From the listing below, pull out all lines with "closer" in them.
§
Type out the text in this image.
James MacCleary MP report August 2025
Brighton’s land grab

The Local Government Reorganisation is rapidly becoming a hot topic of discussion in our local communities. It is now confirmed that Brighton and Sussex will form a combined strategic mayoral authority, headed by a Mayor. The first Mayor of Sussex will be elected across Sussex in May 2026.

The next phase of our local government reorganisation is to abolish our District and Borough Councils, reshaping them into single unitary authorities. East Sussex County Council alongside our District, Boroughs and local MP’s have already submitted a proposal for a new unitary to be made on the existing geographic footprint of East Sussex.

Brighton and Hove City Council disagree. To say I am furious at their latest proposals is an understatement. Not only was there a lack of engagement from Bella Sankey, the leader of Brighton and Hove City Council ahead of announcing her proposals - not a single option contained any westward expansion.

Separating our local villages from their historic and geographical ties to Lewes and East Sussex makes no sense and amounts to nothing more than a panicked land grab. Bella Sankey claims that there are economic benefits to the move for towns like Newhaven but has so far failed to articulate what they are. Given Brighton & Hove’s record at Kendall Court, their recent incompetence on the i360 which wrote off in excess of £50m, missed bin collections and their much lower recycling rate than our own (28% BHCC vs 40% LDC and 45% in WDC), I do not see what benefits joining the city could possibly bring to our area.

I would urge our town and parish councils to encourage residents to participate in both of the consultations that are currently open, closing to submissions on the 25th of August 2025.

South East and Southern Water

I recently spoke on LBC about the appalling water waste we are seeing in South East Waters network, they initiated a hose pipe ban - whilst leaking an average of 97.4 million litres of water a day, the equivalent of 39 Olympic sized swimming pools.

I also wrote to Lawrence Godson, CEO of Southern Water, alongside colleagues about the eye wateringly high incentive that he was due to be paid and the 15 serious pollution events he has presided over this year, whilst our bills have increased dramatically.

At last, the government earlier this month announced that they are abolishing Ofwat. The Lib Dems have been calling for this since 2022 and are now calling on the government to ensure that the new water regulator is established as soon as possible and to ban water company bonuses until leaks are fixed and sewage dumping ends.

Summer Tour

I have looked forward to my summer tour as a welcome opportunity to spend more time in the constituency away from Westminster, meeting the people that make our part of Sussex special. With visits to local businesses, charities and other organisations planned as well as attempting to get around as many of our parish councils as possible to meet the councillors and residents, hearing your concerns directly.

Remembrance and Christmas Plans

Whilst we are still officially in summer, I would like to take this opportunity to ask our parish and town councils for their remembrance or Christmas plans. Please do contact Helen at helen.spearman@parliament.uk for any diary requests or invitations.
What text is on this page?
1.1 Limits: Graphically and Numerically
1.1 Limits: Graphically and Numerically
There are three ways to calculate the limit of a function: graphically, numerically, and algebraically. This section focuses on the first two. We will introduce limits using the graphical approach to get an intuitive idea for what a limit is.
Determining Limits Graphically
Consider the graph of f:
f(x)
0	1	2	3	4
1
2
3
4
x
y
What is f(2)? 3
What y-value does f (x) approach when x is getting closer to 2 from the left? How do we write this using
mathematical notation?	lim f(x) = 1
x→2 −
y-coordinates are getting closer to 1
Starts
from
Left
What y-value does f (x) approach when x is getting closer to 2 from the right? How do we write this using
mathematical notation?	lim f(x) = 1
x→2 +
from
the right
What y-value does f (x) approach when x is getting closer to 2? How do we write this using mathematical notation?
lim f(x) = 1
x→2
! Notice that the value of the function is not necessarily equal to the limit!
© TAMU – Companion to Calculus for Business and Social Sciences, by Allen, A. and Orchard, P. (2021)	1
§
SOLVED EXERCISE:
What y-value does f (x) approach when x is getting closer to 2 from the left? How do we write this using
y-coordinates are getting closer to 1
What y-value does f (x) approach when x is getting closer to 2 from the right? How do we write this using
What y-value does f (x) approach when x is getting closer to 2? How do we write this using mathematical notation?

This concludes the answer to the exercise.